**Data section**
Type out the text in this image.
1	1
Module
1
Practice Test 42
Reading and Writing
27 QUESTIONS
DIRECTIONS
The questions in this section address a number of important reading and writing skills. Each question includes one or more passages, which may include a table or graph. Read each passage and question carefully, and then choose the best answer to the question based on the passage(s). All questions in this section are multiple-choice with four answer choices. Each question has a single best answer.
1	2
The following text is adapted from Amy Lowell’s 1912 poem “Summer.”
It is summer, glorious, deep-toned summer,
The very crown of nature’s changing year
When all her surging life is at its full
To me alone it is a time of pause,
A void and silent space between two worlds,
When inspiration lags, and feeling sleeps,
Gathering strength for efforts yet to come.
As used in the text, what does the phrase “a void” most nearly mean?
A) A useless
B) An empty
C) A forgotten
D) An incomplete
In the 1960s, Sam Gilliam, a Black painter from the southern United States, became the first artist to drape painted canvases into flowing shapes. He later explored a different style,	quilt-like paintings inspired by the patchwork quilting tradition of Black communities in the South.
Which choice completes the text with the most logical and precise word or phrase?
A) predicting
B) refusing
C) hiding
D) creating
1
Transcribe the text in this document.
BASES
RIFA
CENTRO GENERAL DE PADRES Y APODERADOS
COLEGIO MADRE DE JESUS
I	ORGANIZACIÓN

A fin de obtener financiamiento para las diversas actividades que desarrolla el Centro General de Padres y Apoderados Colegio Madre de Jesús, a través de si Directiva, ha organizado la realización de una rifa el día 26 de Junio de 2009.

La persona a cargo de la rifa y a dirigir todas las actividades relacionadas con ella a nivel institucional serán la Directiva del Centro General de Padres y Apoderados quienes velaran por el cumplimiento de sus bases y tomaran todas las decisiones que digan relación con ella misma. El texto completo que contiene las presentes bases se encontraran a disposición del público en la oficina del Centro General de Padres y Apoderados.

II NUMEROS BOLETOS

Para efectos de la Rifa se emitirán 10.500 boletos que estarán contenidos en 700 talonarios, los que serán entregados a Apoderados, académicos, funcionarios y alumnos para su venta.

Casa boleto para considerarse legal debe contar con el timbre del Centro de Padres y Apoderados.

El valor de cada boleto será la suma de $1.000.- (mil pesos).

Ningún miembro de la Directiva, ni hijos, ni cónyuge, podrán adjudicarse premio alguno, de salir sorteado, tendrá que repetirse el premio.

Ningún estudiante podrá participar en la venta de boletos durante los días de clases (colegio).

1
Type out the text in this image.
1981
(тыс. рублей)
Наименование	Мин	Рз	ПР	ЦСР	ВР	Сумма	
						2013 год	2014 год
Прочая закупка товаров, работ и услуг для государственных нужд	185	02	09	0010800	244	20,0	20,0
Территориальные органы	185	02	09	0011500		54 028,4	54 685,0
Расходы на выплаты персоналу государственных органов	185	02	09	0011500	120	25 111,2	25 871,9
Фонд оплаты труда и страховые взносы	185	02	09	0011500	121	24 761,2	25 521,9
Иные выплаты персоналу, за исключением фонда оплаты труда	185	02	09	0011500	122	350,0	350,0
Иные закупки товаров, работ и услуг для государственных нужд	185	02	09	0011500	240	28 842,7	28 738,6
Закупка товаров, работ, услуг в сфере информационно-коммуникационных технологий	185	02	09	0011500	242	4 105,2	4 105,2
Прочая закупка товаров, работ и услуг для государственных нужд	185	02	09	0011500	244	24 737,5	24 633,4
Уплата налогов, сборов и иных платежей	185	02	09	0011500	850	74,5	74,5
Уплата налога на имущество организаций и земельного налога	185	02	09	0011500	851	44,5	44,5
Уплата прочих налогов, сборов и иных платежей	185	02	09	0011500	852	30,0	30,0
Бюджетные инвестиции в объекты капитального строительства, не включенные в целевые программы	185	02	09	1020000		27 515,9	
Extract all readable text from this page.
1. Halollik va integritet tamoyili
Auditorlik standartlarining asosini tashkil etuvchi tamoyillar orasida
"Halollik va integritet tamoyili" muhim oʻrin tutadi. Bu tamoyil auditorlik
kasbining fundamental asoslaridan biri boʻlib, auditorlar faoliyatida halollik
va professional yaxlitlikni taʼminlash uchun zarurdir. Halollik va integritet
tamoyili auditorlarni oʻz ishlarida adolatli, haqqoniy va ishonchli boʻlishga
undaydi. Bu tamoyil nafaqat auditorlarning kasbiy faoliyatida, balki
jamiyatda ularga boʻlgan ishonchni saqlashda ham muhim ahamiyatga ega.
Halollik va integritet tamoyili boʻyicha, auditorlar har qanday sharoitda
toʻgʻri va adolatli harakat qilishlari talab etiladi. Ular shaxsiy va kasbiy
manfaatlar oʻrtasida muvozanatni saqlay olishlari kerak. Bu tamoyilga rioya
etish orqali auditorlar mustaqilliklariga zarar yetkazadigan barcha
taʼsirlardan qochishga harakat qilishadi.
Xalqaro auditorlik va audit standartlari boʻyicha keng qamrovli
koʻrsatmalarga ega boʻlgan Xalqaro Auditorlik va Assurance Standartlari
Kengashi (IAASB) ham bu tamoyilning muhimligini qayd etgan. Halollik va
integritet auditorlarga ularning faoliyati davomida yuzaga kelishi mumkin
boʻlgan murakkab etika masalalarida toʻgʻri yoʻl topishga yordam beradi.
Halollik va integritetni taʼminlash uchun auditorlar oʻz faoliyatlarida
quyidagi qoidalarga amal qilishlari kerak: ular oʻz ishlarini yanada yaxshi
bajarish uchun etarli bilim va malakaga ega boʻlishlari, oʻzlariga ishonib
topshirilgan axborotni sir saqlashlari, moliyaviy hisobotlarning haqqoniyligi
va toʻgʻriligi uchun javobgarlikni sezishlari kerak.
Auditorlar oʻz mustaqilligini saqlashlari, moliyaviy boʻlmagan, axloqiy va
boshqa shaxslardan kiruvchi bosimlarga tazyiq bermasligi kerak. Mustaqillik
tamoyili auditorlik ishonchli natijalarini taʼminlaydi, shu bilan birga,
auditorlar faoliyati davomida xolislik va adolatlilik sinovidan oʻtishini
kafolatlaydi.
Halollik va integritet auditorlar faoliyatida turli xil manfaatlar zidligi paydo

**Aim of the task**
Lines containing the word "void" are to be counted in the listing; state their number alone.

**Result below**
2